#### Fragmento del texto:
Si en Viaje la tensión del debate entre los intelectuales rusos separa a los europeístas tipo Bakunin, Turgenev y Nikolai Ogarev de los eslavistas como Belinsky, en las dos obras siguientes, Naufragio y Salvamento, la polémica es todavía más áspera e irá creando un abismo que se ahondará a lo largo del siglo, entre revolucionarios y reformistas, o, tal vez, más justamente, entre los grandes utopistas tipo Mikhail Bakunin y Karl Marx —aún no enemigos—, seguros de que la historia tiene unas leyes inexorables que ellos han descubierto y que conducirán a la humanidad, luego del cataclismo final entre las clases adversarias o entre el poder y sus víctimas, al Paraíso —donde la historia cesará— y los moderados o gradualistas como Alexander Herzen e Iván Turgueniev, para quienes la historia no está escrita ni tiene leyes, y por eso el progreso real, el único posible, es el parcial y progresivo, el que se construye a diario, a veces con retrocesos y siempre con zigzags, mediante consensos, pactos, acuerdos, concesiones y un espíritu pragmático y realista que antepone los seres de carne y hueso, los de aquí y de ahora, a las grandes categorías abstractas, empezando por la insidiosa de la ‘humanidad futura’ con la que los fanáticos justifican los crímenes políticos.
El héroe de estos dos otros frescos del trítptico que forman La Costa de la Utopía es Alexander Herzen, a quien los libros de historia recuerdan como el fundador del ‘populismo socialista’ ruso, expresión que se presta a las mayores confusiones, pues la palabra ‘populista’ es hoy sinónimo de demagogia e irresponsabilidad, en tanto que Herzen (1812-1870) encarnó exactamente lo contrario. Socialista sí lo fue, pero no en el sentido que tuvo la palabra en el siglo XIX, sinónima de revolucionario, sino, de manera anticipatoria, en el que adquiriría sólo cien años más tarde, cuando, diferenciándose cada vez más del comunismo, se identificaría con la cultura democrática y optaría por la vía electoral, el pluralismo y, en nuestros días, por la economía de mercado. Eso es lo que fue Herzen: un socialista liberal, en una época en que ambos términos parecían repelerse con todas sus fuerzas, como encarnizados enemigos. Él, sin embargo, se empeñó, contra la corrección política entronizada en su tiempo, a sabiendas de que su empeño era poco menos que una quimera y que lo haría víctima de los peores malentendidos e injusticias, en defender aquella opción que rechazaban con el mismo desprecio Marx, Bakunin, los nihilistas, y todas las variedades y matices de la utopía: la de una reforma que, desde un primer momento, salvaguardara la libertad de los individuos concretos, que preservaría no sólo los contenidos, sino también las formas de la legalidad (pues de otro modo la justicia sería un mero simulacro) y que no aceptaría jamás el sacrificio sangriento de la generación presente en nombre de una supuesta felicidad futura ni la suspensión de los valores democráticos en razón de una inverificable eficacia.

#### Material proporcionado:
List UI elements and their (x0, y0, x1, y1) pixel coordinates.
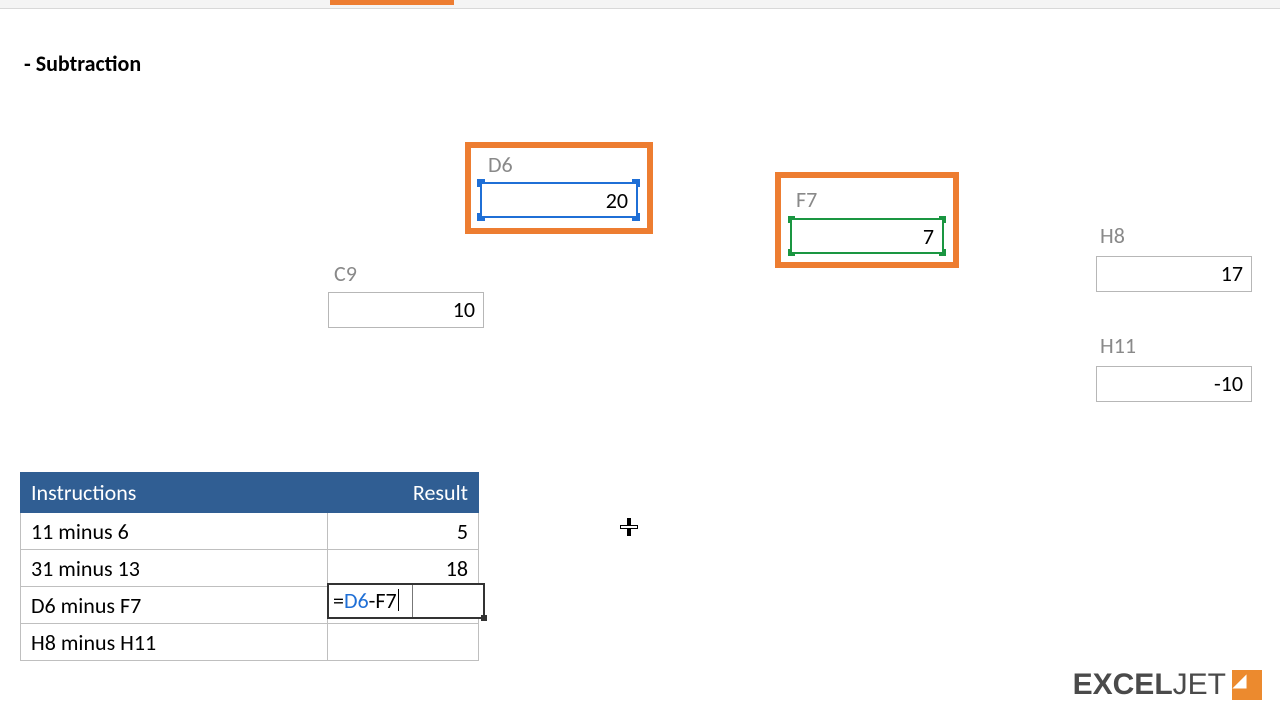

#### El problema:
Responda con datos del fragmento sobre La Costa de la Utopía:
1. ¿Qué dos obras siguen a Viaje?
2. ¿Qué años de nacimiento y muerte se indican para Alexander Herzen?
3. ¿Con qué expresión de dos palabras se resume lo que fue Herzen?

#### Ejercicio resuelto:
1. Naufragio y Salvamento.
2. 1812-1870.
3. Socialista liberal.